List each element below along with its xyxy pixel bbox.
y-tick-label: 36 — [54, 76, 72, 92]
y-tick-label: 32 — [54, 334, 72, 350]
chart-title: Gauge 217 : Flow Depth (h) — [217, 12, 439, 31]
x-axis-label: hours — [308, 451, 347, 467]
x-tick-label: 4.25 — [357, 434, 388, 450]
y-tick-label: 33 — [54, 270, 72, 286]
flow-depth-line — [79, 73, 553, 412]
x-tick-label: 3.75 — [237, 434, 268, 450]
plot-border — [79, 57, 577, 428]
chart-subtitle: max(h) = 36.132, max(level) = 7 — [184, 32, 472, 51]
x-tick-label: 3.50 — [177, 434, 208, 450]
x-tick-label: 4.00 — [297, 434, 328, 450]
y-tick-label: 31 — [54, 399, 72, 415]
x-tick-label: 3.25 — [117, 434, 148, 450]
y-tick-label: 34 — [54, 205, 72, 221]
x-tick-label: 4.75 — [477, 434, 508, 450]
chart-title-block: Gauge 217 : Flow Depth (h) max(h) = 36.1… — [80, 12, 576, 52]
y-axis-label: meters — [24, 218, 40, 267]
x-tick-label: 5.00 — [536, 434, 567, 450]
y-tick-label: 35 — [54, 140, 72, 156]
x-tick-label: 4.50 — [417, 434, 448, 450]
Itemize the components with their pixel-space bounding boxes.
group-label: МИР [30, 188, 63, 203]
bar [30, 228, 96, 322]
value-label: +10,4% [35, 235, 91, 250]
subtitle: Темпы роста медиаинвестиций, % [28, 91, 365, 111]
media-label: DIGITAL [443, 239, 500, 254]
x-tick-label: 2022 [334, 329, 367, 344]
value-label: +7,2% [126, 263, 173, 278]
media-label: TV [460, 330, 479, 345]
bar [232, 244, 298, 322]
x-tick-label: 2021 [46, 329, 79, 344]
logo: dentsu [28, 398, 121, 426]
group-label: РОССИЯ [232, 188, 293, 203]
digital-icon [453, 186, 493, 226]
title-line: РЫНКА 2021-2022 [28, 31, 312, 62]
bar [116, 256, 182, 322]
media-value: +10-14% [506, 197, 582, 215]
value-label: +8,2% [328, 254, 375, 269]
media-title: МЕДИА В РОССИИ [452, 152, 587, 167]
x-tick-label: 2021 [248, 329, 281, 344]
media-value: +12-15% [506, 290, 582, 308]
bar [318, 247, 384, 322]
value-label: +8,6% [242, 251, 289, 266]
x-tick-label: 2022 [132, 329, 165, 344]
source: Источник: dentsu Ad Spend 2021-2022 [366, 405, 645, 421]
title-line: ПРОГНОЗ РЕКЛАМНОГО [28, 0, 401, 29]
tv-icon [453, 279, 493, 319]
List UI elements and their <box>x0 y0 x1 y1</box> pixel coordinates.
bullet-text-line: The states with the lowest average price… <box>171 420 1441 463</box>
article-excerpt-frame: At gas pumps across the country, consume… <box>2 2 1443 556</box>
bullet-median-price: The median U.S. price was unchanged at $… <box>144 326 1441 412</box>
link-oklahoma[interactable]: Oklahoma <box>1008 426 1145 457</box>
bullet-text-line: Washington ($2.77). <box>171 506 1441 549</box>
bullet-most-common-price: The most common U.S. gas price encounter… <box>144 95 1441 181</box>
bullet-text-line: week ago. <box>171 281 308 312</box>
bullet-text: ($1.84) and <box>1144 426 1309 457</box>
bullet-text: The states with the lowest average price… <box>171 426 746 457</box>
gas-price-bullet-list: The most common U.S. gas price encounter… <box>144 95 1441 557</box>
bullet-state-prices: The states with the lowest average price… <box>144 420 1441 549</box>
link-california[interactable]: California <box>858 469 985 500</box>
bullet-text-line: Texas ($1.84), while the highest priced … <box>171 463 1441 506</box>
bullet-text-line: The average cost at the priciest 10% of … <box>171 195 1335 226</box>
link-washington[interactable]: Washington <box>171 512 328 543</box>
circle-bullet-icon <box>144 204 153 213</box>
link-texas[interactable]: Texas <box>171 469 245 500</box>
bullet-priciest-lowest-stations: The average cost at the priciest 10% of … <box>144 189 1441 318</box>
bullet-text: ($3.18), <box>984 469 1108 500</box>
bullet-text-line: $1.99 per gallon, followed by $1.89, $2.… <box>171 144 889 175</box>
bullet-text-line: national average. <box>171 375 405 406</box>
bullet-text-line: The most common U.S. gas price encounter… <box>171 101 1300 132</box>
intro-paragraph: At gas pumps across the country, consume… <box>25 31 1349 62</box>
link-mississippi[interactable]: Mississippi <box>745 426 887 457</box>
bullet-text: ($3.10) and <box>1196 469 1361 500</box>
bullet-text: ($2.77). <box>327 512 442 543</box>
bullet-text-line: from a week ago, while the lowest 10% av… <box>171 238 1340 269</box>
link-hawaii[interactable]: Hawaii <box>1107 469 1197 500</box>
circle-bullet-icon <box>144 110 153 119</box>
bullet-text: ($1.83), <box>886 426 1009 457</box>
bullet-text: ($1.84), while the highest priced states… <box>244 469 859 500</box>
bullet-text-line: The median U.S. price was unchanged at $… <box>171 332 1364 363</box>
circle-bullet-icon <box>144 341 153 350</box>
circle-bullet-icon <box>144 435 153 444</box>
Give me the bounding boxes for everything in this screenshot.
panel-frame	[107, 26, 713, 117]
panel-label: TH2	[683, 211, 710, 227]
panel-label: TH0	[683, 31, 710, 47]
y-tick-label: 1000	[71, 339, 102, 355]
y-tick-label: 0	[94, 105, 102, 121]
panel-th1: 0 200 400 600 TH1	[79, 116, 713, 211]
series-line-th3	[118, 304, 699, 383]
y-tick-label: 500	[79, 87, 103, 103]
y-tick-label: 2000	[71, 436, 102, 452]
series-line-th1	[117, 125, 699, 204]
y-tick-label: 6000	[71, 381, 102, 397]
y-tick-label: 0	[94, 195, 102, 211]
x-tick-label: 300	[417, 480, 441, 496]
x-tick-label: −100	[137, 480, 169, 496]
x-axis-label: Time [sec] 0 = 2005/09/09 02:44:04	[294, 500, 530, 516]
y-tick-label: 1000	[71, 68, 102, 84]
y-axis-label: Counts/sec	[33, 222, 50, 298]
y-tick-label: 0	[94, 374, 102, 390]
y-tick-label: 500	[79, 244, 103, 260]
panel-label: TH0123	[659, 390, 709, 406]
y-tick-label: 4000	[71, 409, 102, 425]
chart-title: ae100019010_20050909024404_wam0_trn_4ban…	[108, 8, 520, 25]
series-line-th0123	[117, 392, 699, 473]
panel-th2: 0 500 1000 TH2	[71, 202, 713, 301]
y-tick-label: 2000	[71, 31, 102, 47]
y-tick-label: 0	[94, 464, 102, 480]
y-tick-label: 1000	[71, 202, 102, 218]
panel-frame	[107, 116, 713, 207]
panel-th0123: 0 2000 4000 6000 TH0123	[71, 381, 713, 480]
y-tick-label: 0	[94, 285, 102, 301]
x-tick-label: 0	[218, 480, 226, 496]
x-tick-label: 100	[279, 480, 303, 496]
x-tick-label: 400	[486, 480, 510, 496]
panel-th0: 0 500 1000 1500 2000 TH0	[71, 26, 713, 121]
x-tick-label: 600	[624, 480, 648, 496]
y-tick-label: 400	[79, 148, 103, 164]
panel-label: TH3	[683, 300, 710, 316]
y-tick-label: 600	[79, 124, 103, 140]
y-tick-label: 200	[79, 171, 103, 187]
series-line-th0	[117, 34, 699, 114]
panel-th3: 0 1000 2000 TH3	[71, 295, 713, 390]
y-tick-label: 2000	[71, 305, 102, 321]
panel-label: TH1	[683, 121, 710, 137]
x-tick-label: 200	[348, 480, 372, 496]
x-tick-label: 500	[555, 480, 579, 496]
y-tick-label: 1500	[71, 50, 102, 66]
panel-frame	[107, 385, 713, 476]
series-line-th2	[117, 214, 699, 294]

* Stated goal: Replace "Flow Depth" with "Water Depth" in the rows from the first one through the row containing "y-tick-label: 31 — [54, 399, 72, 415]", and leave everything else unchanged. Give only those rows.

* Answer below:
List each element below along with its xyxy pixel bbox.
y-tick-label: 36 — [54, 76, 72, 92]
y-tick-label: 32 — [54, 334, 72, 350]
chart-title: Gauge 217 : Water Depth (h) — [217, 12, 439, 31]
x-axis-label: hours — [308, 451, 347, 467]
x-tick-label: 4.25 — [357, 434, 388, 450]
y-tick-label: 33 — [54, 270, 72, 286]
flow-depth-line — [79, 73, 553, 412]
x-tick-label: 3.75 — [237, 434, 268, 450]
plot-border — [79, 57, 577, 428]
chart-subtitle: max(h) = 36.132, max(level) = 7 — [184, 32, 472, 51]
x-tick-label: 3.50 — [177, 434, 208, 450]
x-tick-label: 4.00 — [297, 434, 328, 450]
y-tick-label: 31 — [54, 399, 72, 415]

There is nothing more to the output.